CHALLENGE =
Extract the lines that carry the string "ЧЕЛОВЕКА" from the listing.

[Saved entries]

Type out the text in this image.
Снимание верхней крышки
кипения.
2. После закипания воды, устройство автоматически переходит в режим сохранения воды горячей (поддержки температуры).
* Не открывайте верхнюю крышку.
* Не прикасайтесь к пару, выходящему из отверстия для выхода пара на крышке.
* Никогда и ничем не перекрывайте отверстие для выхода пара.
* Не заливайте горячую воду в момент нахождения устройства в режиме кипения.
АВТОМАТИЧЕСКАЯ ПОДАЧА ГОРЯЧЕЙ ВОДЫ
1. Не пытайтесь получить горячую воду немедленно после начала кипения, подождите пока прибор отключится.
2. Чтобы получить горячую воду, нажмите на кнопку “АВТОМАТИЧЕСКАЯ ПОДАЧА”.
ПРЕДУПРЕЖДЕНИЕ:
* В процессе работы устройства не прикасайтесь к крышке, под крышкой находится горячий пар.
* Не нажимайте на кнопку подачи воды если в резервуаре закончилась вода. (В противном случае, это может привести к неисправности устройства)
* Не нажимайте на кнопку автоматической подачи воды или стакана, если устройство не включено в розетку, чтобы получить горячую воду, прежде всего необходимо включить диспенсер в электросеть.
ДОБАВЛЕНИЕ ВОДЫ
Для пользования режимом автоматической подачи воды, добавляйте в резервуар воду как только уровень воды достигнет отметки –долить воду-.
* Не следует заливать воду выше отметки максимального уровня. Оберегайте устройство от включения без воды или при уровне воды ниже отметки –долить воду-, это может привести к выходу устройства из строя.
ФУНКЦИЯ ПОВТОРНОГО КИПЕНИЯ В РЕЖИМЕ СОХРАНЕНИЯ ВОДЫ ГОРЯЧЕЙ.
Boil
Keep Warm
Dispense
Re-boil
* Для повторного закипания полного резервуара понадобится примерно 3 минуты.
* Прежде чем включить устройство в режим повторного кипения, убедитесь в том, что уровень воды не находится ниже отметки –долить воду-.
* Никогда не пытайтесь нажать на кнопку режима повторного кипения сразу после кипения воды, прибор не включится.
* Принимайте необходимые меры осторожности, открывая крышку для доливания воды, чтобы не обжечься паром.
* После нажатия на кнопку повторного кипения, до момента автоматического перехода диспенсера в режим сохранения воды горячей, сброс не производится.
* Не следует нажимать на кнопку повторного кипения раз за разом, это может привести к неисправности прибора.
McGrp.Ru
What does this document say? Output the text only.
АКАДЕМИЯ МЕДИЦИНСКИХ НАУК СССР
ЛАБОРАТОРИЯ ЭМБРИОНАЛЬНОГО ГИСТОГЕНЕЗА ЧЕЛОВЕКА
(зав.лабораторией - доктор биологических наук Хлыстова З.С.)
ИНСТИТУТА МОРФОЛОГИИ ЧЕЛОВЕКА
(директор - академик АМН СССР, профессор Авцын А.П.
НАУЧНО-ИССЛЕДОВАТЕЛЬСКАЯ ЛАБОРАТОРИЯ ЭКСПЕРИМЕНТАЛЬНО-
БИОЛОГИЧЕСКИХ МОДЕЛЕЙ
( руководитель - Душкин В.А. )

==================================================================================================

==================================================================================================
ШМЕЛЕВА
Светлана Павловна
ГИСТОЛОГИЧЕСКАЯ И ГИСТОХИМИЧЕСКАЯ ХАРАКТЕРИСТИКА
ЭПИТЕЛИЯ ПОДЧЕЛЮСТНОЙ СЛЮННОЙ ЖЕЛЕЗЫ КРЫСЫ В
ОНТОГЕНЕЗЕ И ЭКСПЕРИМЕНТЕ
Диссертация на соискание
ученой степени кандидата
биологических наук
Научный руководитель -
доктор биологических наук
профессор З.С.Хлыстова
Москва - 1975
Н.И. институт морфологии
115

SOLUTION TO THIS EXERCISE =
ЛАБОРАТОРИЯ ЭМБРИОНАЛЬНОГО ГИСТОГЕНЕЗА ЧЕЛОВЕКА
ИНСТИТУТА МОРФОЛОГИИ ЧЕЛОВЕКА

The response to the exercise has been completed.